| Texte d'étude |
------------------------------

Toumany est particulier. C’est un athlète de haut vol. Il remporte le championnat de France du 400m en athlétisme, l’un des exercices les plus difficiles d’une discipline des plus difficiles. Il pourrait faire les Jeux Olympiques, tout le monde sait qu’il a beaucoup de talent. Ses coachs croient en lui. Des garçons talentueux comme ça, on en voit passer qu’une seule fois dans une vie. Mais l’existence n’est pas une ligne droite. Toumany se fait arrêter à plusieurs reprises pour des cambriolages.

Même quand l’athlétisme lui sourit, même quand il y a compétition le jour, il s’organise pour aller voler des pharmacies ou des magasins de téléphonie la nuit. Mathieu écrit à Toumany. Il veut le rencontrer, comprendre, percer le mystère. «  Peut-être pour un livre  » dira-t-il à Toumany. Pas de réponse. Puis, un an plus tard, dans sa boîte aux lettres, il reçoit une lettre signée d’un dessin étrange. L’athlète accepte de le rencontrer. 

Histoire d’une rencontre

Si dans la première partie de son livre, Mathieu Palain tente de restituer de manière quasi biographique la vie de Toumany Coulibaly, Ne t’arrête pas de courir est pourtant moins l’histoire d’un seul homme que celle d’une rencontre. Il y a une certaine forme de violence dans cette amitié naissante. Ils ont beau venir du même endroit, être de la même époque, l’un finit derrière les barreaux, l’autre pas. À mesure que Toumany se dévoile à Mathieu, la question initiale devient de plus en plus obsédante. Pourquoi a-t-il fait tout ça alors qu’il avait tout pour réussir  ? Le cas Toumany pose une question plus grande encore. Qu’est-ce qui détermine le destin d’un homme  ?

------------------------------

| Données fournies |
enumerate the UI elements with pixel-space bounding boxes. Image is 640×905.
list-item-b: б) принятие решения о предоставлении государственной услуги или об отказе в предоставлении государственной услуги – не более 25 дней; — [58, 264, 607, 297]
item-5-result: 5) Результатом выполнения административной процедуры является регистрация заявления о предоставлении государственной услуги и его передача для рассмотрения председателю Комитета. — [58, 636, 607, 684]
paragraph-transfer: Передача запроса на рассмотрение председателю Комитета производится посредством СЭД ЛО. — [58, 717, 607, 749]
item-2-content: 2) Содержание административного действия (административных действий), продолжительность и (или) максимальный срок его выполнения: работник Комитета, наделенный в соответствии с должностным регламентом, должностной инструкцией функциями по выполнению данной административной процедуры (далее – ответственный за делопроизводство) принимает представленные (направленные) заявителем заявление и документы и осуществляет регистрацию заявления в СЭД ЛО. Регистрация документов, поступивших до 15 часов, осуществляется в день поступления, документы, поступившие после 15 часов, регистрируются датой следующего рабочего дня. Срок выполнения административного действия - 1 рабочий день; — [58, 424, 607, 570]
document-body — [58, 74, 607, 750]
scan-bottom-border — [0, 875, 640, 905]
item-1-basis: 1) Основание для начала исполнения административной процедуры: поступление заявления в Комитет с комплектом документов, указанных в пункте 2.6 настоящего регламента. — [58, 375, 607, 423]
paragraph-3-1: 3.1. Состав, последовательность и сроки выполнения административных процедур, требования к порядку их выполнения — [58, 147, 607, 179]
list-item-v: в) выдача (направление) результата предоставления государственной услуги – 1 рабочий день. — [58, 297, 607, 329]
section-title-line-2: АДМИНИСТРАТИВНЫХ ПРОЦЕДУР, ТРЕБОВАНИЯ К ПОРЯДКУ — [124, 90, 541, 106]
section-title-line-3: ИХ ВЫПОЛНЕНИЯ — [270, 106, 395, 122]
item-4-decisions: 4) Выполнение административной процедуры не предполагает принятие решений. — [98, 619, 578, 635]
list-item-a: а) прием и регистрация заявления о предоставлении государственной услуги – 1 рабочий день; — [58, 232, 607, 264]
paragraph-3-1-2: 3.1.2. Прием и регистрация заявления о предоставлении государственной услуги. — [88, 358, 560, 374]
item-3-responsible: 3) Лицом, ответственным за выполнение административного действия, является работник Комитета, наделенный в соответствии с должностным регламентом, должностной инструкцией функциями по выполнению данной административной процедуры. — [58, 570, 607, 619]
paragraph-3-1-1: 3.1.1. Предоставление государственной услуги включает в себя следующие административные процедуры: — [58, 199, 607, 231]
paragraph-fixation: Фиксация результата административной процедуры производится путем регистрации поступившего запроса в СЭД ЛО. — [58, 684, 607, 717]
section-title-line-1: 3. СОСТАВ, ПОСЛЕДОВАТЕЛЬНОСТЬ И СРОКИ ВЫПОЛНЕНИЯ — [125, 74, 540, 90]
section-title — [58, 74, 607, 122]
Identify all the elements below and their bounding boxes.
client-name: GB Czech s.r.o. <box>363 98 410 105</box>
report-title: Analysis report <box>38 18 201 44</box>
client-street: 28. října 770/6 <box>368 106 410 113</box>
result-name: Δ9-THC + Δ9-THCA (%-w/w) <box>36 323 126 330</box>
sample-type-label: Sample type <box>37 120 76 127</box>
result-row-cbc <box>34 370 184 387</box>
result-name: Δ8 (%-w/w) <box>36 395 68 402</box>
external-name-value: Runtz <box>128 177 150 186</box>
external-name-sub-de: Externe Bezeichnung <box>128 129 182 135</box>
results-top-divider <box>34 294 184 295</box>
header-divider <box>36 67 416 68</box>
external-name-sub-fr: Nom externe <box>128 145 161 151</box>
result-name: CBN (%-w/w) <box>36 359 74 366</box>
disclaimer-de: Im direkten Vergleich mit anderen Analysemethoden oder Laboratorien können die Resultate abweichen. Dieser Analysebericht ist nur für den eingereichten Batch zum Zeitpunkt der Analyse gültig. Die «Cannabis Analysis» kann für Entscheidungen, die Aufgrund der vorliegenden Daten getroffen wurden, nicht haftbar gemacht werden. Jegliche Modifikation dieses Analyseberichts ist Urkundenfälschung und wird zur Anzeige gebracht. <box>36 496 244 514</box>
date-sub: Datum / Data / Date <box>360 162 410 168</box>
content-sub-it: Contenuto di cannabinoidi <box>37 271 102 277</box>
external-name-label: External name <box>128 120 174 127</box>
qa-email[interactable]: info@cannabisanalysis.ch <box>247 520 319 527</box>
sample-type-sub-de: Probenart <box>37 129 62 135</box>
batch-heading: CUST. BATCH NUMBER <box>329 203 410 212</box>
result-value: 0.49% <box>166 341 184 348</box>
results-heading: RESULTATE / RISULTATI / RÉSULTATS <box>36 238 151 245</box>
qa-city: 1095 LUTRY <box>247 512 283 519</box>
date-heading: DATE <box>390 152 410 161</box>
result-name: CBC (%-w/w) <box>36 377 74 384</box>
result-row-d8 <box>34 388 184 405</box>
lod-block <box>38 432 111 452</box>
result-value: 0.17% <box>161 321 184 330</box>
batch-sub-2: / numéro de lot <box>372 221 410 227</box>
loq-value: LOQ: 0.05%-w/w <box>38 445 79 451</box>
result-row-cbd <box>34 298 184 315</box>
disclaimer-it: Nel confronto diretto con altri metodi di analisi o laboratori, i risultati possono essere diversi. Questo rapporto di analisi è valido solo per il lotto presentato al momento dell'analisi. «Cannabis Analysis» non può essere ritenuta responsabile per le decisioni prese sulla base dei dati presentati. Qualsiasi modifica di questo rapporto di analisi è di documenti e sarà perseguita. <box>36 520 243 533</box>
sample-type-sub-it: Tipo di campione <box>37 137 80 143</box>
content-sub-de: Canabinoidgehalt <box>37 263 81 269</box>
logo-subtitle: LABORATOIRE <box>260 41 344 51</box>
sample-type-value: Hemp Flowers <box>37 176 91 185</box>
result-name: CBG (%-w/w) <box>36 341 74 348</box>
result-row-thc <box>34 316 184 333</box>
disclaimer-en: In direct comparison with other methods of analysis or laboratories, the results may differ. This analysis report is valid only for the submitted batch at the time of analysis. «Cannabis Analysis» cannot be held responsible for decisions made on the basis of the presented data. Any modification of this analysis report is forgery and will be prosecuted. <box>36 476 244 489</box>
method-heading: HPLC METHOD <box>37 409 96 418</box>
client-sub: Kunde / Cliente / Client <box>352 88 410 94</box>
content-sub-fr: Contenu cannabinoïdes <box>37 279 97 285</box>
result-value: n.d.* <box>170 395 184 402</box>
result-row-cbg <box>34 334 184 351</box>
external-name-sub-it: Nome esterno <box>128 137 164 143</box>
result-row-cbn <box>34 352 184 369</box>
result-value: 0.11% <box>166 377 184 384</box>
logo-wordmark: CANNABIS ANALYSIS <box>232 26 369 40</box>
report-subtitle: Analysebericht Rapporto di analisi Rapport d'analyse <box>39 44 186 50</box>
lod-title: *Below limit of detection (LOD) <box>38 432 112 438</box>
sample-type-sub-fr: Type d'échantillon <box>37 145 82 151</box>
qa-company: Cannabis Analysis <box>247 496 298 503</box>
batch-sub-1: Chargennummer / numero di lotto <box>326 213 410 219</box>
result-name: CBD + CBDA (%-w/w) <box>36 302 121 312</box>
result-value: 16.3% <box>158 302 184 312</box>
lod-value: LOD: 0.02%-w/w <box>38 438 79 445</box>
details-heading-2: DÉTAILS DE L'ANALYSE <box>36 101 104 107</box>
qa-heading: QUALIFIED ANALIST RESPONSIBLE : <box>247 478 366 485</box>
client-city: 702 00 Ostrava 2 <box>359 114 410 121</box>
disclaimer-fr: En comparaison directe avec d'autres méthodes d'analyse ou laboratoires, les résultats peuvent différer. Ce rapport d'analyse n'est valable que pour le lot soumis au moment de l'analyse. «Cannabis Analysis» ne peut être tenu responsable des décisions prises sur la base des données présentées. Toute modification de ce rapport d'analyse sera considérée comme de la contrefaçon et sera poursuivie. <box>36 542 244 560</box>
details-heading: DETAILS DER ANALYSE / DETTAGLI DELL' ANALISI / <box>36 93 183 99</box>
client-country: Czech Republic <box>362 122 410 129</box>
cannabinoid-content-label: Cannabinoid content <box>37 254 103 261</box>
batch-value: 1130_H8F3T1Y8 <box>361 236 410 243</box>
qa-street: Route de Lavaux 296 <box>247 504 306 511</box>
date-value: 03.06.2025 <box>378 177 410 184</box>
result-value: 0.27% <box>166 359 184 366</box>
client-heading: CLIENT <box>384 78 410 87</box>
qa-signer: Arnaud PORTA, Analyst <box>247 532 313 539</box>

------------------------------

D'après le texte d'étude, quelle épreuve Toumany remporte-t-il au championnat de France d'athlétisme ?

| Résultat de l'exercice |
Il remporte le 400 m.